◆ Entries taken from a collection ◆

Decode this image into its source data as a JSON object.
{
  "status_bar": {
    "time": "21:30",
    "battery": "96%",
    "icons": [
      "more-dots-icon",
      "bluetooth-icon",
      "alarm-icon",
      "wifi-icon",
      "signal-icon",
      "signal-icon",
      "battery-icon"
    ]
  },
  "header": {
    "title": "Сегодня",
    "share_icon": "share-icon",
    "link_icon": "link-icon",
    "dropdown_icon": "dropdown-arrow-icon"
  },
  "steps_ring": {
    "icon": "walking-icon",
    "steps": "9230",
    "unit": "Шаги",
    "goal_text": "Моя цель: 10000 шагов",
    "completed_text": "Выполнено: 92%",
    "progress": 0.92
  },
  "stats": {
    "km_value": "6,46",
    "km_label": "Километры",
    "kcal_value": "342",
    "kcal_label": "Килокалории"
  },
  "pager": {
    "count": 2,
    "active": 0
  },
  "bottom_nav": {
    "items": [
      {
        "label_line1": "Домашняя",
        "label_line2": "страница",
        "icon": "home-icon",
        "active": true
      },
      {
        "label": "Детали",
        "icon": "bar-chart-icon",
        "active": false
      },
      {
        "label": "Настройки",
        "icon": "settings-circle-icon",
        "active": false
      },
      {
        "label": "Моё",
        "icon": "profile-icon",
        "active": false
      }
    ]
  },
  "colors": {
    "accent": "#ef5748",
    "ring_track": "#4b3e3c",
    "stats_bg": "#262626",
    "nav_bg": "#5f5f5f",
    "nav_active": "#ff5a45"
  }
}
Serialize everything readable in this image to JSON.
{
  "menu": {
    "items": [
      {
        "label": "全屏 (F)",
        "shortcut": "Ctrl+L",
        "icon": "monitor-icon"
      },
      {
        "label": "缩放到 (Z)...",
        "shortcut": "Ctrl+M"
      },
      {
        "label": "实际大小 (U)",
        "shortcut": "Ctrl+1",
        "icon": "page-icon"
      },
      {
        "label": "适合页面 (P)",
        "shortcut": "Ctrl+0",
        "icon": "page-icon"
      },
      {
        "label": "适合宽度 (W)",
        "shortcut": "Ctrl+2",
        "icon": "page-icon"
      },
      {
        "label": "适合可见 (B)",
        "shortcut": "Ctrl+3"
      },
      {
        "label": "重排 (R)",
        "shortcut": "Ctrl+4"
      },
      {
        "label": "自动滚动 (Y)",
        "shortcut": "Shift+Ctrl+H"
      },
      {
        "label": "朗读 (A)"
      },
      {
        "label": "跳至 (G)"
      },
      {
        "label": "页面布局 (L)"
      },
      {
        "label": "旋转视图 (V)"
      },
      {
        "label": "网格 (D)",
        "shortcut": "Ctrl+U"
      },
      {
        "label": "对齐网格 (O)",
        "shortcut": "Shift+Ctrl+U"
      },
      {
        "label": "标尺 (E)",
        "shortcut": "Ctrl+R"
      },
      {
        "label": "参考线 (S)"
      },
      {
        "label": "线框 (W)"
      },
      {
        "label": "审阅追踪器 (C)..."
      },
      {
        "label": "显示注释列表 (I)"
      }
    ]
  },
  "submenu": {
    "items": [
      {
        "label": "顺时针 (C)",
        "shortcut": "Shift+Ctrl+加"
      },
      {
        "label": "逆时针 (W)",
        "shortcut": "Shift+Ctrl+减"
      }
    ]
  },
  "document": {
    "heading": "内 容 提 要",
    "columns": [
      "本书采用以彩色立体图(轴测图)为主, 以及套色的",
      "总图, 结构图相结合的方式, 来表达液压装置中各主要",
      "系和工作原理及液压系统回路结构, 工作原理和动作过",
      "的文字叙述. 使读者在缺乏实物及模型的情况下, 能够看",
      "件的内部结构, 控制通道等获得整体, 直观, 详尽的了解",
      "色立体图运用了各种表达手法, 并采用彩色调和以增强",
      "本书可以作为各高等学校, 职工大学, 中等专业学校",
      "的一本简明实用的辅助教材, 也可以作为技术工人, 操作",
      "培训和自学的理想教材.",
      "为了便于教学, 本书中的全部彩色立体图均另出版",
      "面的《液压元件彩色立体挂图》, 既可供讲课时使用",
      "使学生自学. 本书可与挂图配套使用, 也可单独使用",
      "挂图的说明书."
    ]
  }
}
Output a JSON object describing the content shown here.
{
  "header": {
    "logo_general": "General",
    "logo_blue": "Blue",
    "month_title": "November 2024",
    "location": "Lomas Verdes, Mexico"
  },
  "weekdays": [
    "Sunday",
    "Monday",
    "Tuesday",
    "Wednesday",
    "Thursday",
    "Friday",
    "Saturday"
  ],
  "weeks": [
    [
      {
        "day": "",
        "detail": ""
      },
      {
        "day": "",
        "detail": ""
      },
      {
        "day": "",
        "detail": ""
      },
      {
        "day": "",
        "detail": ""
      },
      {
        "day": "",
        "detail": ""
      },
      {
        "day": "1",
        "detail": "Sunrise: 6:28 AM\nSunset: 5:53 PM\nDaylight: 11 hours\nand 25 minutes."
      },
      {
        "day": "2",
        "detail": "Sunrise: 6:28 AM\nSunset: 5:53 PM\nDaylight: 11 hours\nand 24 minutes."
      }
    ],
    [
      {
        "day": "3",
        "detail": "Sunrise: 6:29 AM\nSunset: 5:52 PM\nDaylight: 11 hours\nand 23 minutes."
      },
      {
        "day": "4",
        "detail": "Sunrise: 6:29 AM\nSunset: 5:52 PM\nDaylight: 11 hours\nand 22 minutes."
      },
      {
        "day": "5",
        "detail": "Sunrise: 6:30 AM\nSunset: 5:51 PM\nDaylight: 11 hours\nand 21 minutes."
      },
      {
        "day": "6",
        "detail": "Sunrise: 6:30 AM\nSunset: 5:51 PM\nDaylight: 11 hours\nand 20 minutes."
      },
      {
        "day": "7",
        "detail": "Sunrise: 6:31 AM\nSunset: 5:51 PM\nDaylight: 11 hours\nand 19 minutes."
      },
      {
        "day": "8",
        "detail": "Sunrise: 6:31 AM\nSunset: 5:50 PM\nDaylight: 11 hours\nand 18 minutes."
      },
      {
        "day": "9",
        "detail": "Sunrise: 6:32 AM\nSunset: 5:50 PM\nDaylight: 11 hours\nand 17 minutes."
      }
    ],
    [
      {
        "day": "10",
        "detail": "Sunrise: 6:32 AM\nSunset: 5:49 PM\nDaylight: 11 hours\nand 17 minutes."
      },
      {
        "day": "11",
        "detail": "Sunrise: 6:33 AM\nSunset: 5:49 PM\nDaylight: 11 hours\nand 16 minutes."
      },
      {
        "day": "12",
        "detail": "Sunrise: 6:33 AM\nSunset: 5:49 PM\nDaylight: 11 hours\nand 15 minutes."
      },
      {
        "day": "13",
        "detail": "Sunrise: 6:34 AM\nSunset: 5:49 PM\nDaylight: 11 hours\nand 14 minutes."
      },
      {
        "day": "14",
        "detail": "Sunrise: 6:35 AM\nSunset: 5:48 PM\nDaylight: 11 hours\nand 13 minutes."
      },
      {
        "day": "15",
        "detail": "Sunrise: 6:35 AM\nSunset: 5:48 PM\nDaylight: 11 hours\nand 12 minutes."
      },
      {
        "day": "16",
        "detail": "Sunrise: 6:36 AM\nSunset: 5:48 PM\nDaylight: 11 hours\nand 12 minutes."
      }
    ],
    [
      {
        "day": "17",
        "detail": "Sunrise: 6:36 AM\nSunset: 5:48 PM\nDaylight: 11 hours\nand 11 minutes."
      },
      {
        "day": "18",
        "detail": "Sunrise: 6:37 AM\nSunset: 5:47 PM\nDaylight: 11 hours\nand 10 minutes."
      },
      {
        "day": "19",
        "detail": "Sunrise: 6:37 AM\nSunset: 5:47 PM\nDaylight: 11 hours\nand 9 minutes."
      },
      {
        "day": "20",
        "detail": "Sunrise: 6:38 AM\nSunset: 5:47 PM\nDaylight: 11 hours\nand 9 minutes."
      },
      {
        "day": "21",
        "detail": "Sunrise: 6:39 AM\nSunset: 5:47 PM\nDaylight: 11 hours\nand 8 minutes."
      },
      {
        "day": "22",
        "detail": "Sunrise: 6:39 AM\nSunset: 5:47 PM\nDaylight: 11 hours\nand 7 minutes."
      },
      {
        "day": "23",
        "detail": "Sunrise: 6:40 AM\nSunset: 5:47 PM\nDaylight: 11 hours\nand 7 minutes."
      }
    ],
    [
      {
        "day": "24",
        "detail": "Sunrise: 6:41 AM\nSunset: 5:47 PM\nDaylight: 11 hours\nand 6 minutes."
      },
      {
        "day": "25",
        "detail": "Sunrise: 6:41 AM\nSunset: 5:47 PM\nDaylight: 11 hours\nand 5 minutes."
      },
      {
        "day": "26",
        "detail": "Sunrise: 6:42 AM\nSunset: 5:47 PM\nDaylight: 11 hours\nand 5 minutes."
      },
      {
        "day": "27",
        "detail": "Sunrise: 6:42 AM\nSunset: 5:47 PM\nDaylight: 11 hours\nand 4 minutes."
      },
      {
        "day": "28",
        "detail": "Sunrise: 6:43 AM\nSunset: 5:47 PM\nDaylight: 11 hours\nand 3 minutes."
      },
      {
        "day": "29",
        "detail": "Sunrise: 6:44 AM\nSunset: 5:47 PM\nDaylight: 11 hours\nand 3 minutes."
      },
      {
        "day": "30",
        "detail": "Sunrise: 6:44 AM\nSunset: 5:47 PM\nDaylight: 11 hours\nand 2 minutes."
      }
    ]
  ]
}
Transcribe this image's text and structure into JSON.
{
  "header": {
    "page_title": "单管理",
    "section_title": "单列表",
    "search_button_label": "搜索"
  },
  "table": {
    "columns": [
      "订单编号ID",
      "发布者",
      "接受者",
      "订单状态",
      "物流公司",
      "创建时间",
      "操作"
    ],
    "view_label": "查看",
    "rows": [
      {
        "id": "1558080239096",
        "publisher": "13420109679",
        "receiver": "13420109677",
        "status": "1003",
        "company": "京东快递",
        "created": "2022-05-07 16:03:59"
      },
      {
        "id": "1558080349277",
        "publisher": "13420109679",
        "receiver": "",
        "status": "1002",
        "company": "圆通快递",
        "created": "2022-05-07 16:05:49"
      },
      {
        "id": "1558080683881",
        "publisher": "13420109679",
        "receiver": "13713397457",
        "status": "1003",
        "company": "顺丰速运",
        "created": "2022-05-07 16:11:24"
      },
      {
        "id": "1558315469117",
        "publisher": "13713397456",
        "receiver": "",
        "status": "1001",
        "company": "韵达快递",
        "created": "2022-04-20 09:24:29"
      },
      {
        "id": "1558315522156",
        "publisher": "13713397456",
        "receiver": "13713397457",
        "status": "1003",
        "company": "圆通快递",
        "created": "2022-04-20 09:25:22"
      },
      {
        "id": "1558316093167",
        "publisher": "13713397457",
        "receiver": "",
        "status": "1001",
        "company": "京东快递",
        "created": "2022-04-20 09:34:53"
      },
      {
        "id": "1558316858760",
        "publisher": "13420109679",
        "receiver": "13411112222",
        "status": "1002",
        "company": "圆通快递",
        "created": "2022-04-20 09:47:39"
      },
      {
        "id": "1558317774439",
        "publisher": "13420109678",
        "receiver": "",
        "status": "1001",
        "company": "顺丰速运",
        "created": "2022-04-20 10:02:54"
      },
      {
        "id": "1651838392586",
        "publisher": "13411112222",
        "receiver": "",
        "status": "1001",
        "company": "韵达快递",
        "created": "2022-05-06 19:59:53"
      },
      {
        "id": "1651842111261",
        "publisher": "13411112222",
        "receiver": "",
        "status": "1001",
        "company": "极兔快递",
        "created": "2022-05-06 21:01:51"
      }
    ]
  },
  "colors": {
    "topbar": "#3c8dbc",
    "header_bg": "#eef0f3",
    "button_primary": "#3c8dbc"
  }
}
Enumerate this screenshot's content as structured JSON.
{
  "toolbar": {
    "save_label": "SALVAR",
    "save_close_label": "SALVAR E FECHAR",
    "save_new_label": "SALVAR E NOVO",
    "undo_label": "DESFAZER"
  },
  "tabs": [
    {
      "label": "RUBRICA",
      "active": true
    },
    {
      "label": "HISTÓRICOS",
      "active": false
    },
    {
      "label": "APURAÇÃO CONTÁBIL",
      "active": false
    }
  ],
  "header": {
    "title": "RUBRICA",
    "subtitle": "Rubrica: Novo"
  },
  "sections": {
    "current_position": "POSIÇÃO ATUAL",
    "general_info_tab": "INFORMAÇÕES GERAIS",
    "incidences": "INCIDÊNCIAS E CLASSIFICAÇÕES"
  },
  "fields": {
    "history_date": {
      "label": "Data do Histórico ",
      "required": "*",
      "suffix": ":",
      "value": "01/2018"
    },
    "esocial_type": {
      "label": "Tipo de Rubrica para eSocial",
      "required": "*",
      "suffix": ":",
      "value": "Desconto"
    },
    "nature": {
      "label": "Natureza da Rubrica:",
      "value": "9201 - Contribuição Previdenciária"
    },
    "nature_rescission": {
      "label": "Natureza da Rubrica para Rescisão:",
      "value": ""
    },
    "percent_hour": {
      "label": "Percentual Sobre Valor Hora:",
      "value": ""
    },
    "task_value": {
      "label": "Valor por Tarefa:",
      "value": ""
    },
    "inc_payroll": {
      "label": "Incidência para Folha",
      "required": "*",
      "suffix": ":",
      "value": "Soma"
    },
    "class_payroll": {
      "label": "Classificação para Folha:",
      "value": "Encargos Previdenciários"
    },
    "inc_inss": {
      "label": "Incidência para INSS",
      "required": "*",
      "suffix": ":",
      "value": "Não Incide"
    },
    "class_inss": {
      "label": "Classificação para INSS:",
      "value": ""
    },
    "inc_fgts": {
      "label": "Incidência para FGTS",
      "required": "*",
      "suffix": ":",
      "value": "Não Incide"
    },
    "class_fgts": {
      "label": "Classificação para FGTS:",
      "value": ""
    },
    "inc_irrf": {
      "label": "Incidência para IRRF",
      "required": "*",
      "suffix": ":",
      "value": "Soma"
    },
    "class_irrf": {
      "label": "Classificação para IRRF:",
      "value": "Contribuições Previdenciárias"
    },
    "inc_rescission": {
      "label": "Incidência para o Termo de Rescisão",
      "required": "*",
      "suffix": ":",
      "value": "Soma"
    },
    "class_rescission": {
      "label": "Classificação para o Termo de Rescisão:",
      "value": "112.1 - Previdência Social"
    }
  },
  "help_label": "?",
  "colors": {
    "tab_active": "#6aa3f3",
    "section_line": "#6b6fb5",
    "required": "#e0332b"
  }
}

◆ Your goal ◆
Gather every line from the listing above in which "para" appears, and copy those lines.

◆ Correct response ◆
      "label": "Tipo de Rubrica para eSocial",
      "label": "Natureza da Rubrica para Rescisão:",
      "label": "Incidência para Folha",
      "label": "Classificação para Folha:",
      "label": "Incidência para INSS",
      "label": "Classificação para INSS:",
      "label": "Incidência para FGTS",
      "label": "Classificação para FGTS:",
      "label": "Incidência para IRRF",
      "label": "Classificação para IRRF:",
      "label": "Incidência para o Termo de Rescisão",
      "label": "Classificação para o Termo de Rescisão:",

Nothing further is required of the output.